* Short exercise *
Can you convert every line of the records below into a JSON list of strings, one string per line, with blank lines left out?

──────── Record set

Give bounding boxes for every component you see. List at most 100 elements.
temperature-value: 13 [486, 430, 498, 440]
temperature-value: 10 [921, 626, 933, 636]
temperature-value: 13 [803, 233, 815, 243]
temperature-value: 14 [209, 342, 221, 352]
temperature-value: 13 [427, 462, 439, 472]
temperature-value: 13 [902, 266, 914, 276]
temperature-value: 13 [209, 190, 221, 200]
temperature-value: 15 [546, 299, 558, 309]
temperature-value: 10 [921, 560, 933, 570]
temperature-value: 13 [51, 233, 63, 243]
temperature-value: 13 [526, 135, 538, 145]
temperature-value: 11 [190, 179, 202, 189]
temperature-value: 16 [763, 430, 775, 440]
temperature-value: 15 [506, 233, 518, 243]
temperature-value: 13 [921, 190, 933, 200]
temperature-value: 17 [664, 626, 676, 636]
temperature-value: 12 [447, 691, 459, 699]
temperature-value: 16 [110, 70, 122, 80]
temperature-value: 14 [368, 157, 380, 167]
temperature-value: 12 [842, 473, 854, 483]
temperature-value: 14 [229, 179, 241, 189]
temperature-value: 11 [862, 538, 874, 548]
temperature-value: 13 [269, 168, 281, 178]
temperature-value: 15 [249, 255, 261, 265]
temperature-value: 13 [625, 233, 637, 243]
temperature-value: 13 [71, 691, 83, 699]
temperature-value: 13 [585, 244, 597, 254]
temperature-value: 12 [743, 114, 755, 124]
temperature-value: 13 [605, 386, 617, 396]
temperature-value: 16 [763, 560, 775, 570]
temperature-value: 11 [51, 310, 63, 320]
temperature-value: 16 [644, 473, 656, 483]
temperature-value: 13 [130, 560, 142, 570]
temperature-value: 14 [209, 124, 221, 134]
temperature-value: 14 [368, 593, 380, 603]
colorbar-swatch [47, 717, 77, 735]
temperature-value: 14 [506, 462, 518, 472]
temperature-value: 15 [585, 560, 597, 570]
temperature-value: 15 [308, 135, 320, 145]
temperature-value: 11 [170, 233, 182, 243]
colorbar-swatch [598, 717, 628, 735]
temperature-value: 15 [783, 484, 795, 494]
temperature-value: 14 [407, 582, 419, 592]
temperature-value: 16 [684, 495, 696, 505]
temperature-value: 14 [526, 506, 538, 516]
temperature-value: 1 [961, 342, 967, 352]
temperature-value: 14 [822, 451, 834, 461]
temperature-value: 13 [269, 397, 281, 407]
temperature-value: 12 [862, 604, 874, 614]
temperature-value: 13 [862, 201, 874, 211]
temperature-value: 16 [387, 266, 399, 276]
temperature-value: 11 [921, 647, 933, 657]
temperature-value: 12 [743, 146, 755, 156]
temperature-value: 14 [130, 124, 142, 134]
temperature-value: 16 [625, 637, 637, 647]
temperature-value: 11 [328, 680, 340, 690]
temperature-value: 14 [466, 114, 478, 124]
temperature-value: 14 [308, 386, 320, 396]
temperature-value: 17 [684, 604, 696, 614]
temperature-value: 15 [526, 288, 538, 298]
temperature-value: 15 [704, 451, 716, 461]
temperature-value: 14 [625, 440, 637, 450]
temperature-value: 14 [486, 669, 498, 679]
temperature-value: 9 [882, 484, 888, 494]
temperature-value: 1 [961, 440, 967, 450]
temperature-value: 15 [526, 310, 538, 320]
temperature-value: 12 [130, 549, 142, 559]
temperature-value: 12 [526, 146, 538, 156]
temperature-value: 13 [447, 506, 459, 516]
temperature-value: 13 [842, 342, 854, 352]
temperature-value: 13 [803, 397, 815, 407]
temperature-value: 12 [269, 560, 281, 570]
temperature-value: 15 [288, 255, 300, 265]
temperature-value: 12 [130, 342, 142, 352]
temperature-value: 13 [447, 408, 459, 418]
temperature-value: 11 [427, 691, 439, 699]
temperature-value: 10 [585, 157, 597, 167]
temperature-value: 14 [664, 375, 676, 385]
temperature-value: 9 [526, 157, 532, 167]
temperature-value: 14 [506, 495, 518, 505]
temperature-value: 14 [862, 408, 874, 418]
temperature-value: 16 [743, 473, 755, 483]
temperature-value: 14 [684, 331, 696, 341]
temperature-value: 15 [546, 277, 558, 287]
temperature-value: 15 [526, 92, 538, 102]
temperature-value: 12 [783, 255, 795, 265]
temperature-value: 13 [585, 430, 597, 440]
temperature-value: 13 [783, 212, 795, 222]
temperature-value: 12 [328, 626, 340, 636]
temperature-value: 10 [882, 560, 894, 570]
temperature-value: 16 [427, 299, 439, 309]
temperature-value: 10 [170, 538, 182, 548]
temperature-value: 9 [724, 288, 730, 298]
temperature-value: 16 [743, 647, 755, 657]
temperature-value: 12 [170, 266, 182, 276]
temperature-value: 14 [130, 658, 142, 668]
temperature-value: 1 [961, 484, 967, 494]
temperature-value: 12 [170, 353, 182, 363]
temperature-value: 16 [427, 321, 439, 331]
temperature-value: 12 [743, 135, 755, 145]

────────────────

* Result of the exercise *
[
  "Give bounding boxes for every component you see. List at most 100 elements.",
  "temperature-value: 13 [486, 430, 498, 440]",
  "temperature-value: 10 [921, 626, 933, 636]",
  "temperature-value: 13 [803, 233, 815, 243]",
  "temperature-value: 14 [209, 342, 221, 352]",
  "temperature-value: 13 [427, 462, 439, 472]",
  "temperature-value: 13 [902, 266, 914, 276]",
  "temperature-value: 13 [209, 190, 221, 200]",
  "temperature-value: 15 [546, 299, 558, 309]",
  "temperature-value: 10 [921, 560, 933, 570]",
  "temperature-value: 13 [51, 233, 63, 243]",
  "temperature-value: 13 [526, 135, 538, 145]",
  "temperature-value: 11 [190, 179, 202, 189]",
  "temperature-value: 16 [763, 430, 775, 440]",
  "temperature-value: 15 [506, 233, 518, 243]",
  "temperature-value: 13 [921, 190, 933, 200]",
  "temperature-value: 17 [664, 626, 676, 636]",
  "temperature-value: 12 [447, 691, 459, 699]",
  "temperature-value: 16 [110, 70, 122, 80]",
  "temperature-value: 14 [368, 157, 380, 167]",
  "temperature-value: 12 [842, 473, 854, 483]",
  "temperature-value: 14 [229, 179, 241, 189]",
  "temperature-value: 11 [862, 538, 874, 548]",
  "temperature-value: 13 [269, 168, 281, 178]",
  "temperature-value: 15 [249, 255, 261, 265]",
  "temperature-value: 13 [625, 233, 637, 243]",
  "temperature-value: 13 [71, 691, 83, 699]",
  "temperature-value: 13 [585, 244, 597, 254]",
  "temperature-value: 12 [743, 114, 755, 124]",
  "temperature-value: 13 [605, 386, 617, 396]",
  "temperature-value: 16 [763, 560, 775, 570]",
  "temperature-value: 11 [51, 310, 63, 320]",
  "temperature-value: 16 [644, 473, 656, 483]",
  "temperature-value: 13 [130, 560, 142, 570]",
  "temperature-value: 14 [209, 124, 221, 134]",
  "temperature-value: 14 [368, 593, 380, 603]",
  "colorbar-swatch [47, 717, 77, 735]",
  "temperature-value: 14 [506, 462, 518, 472]",
  "temperature-value: 15 [585, 560, 597, 570]",
  "temperature-value: 15 [308, 135, 320, 145]",
  "temperature-value: 11 [170, 233, 182, 243]",
  "colorbar-swatch [598, 717, 628, 735]",
  "temperature-value: 15 [783, 484, 795, 494]",
  "temperature-value: 14 [407, 582, 419, 592]",
  "temperature-value: 16 [684, 495, 696, 505]",
  "temperature-value: 14 [526, 506, 538, 516]",
  "temperature-value: 1 [961, 342, 967, 352]",
  "temperature-value: 14 [822, 451, 834, 461]",
  "temperature-value: 13 [269, 397, 281, 407]",
  "temperature-value: 12 [862, 604, 874, 614]",
  "temperature-value: 13 [862, 201, 874, 211]",
  "temperature-value: 16 [387, 266, 399, 276]",
  "temperature-value: 11 [921, 647, 933, 657]",
  "temperature-value: 12 [743, 146, 755, 156]",
  "temperature-value: 14 [130, 124, 142, 134]",
  "temperature-value: 16 [625, 637, 637, 647]",
  "temperature-value: 11 [328, 680, 340, 690]",
  "temperature-value: 14 [466, 114, 478, 124]",
  "temperature-value: 14 [308, 386, 320, 396]",
  "temperature-value: 17 [684, 604, 696, 614]",
  "temperature-value: 15 [526, 288, 538, 298]",
  "temperature-value: 15 [704, 451, 716, 461]",
  "temperature-value: 14 [625, 440, 637, 450]",
  "temperature-value: 14 [486, 669, 498, 679]",
  "temperature-value: 9 [882, 484, 888, 494]",
  "temperature-value: 1 [961, 440, 967, 450]",
  "temperature-value: 15 [526, 310, 538, 320]",
  "temperature-value: 12 [130, 549, 142, 559]",
  "temperature-value: 12 [526, 146, 538, 156]",
  "temperature-value: 13 [447, 506, 459, 516]",
  "temperature-value: 13 [842, 342, 854, 352]",
  "temperature-value: 13 [803, 397, 815, 407]",
  "temperature-value: 12 [269, 560, 281, 570]",
  "temperature-value: 15 [288, 255, 300, 265]",
  "temperature-value: 12 [130, 342, 142, 352]",
  "temperature-value: 13 [447, 408, 459, 418]",
  "temperature-value: 11 [427, 691, 439, 699]",
  "temperature-value: 10 [585, 157, 597, 167]",
  "temperature-value: 14 [664, 375, 676, 385]",
  "temperature-value: 9 [526, 157, 532, 167]",
  "temperature-value: 14 [506, 495, 518, 505]",
  "temperature-value: 14 [862, 408, 874, 418]",
  "temperature-value: 16 [743, 473, 755, 483]",
  "temperature-value: 14 [684, 331, 696, 341]",
  "temperature-value: 15 [546, 277, 558, 287]",
  "temperature-value: 15 [526, 92, 538, 102]",
  "temperature-value: 12 [783, 255, 795, 265]",
  "temperature-value: 13 [585, 430, 597, 440]",
  "temperature-value: 13 [783, 212, 795, 222]",
  "temperature-value: 12 [328, 626, 340, 636]",
  "temperature-value: 10 [882, 560, 894, 570]",
  "temperature-value: 16 [427, 299, 439, 309]",
  "temperature-value: 10 [170, 538, 182, 548]",
  "temperature-value: 9 [724, 288, 730, 298]",
  "temperature-value: 16 [743, 647, 755, 657]",
  "temperature-value: 12 [170, 266, 182, 276]",
  "temperature-value: 14 [130, 658, 142, 668]",
  "temperature-value: 1 [961, 484, 967, 494]",
  "temperature-value: 12 [170, 353, 182, 363]",
  "temperature-value: 16 [427, 321, 439, 331]",
  "temperature-value: 12 [743, 135, 755, 145]"
]